Data entries
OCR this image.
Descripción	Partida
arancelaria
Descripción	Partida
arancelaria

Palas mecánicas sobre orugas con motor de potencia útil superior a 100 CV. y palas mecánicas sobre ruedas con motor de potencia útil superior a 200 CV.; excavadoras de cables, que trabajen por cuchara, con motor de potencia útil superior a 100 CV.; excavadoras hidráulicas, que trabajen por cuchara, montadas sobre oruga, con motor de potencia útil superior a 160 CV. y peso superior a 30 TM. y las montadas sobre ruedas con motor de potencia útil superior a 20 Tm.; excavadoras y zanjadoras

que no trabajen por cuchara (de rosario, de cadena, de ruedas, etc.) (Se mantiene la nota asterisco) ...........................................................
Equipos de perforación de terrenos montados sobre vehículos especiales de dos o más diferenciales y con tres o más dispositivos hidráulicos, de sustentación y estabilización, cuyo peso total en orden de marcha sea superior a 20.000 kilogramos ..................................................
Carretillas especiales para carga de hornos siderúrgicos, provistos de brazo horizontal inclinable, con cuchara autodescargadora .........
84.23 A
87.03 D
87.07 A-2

* **YOUR TASK**: Reproduce each line holding the word "cuchara".

* **ANSWER TO THIS EXERCISE**:
Palas mecánicas sobre orugas con motor de potencia útil superior a 100 CV. y palas mecánicas sobre ruedas con motor de potencia útil superior a 200 CV.; excavadoras de cables, que trabajen por cuchara, con motor de potencia útil superior a 100 CV.; excavadoras hidráulicas, que trabajen por cuchara, montadas sobre oruga, con motor de potencia útil superior a 160 CV. y peso superior a 30 TM. y las montadas sobre ruedas con motor de potencia útil superior a 20 Tm.; excavadoras y zanjadoras
que no trabajen por cuchara (de rosario, de cadena, de ruedas, etc.) (Se mantiene la nota asterisco) ...........................................................
Carretillas especiales para carga de hornos siderúrgicos, provistos de brazo horizontal inclinable, con cuchara autodescargadora .........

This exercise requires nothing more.